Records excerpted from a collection
○ ○ ○ ○ ○ ○ ○

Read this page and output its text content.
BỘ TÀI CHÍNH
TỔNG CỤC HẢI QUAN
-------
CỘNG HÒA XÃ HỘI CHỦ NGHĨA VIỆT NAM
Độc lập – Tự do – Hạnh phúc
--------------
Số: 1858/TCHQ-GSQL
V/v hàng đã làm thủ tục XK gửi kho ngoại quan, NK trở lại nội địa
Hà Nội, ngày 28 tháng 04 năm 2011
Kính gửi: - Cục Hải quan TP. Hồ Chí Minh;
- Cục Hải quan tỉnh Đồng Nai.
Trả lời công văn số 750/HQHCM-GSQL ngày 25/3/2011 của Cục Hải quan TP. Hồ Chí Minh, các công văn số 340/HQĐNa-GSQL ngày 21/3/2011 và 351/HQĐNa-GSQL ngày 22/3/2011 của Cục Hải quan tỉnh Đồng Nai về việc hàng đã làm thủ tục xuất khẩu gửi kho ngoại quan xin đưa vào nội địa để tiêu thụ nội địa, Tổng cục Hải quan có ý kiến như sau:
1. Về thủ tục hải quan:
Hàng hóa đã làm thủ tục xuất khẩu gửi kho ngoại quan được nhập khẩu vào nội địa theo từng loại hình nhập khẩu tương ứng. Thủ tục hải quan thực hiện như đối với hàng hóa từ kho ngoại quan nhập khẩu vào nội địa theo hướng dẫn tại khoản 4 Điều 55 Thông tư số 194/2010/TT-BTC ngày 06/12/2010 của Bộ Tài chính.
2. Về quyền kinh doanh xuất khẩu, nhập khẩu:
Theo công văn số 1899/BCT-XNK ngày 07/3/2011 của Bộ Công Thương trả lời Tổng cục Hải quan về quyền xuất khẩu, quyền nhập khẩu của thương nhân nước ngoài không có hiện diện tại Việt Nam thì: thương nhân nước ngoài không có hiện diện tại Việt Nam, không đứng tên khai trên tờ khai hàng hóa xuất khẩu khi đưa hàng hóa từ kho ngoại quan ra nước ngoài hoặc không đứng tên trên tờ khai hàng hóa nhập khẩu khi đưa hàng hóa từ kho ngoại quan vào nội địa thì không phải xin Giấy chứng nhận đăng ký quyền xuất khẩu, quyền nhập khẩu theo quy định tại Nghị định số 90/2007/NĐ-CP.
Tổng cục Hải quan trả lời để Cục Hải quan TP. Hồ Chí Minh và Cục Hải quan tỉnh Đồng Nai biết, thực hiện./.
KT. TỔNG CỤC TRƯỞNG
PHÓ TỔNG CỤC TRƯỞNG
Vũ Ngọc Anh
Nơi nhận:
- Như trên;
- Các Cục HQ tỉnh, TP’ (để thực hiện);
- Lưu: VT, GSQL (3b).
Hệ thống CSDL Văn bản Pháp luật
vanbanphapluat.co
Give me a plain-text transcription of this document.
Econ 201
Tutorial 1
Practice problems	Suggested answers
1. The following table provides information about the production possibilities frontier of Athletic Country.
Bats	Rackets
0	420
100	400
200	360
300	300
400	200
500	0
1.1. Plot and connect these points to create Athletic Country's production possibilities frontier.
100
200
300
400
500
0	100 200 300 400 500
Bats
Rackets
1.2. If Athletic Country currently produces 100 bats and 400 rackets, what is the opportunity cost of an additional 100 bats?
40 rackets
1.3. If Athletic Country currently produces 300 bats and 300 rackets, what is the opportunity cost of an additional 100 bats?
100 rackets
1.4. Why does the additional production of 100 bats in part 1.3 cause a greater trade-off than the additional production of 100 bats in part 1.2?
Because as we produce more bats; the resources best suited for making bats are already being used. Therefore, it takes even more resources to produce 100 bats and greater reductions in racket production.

○ ○ ○ ○ ○ ○ ○

WHAT TO WORK ON
Locate the word "công" in the records above, and return each line that has it.

RESPONSE
Trả lời công văn số 750/HQHCM-GSQL ngày 25/3/2011 của Cục Hải quan TP. Hồ Chí Minh, các công văn số 340/HQĐNa-GSQL ngày 21/3/2011 và 351/HQĐNa-GSQL ngày 22/3/2011 của Cục Hải quan tỉnh Đồng Nai về việc hàng đã làm thủ tục xuất khẩu gửi kho ngoại quan xin đưa vào nội địa để tiêu thụ nội địa, Tổng cục Hải quan có ý kiến như sau:
Theo công văn số 1899/BCT-XNK ngày 07/3/2011 của Bộ Công Thương trả lời Tổng cục Hải quan về quyền xuất khẩu, quyền nhập khẩu của thương nhân nước ngoài không có hiện diện tại Việt Nam thì: thương nhân nước ngoài không có hiện diện tại Việt Nam, không đứng tên khai trên tờ khai hàng hóa xuất khẩu khi đưa hàng hóa từ kho ngoại quan ra nước ngoài hoặc không đứng tên trên tờ khai hàng hóa nhập khẩu khi đưa hàng hóa từ kho ngoại quan vào nội địa thì không phải xin Giấy chứng nhận đăng ký quyền xuất khẩu, quyền nhập khẩu theo quy định tại Nghị định số 90/2007/NĐ-CP.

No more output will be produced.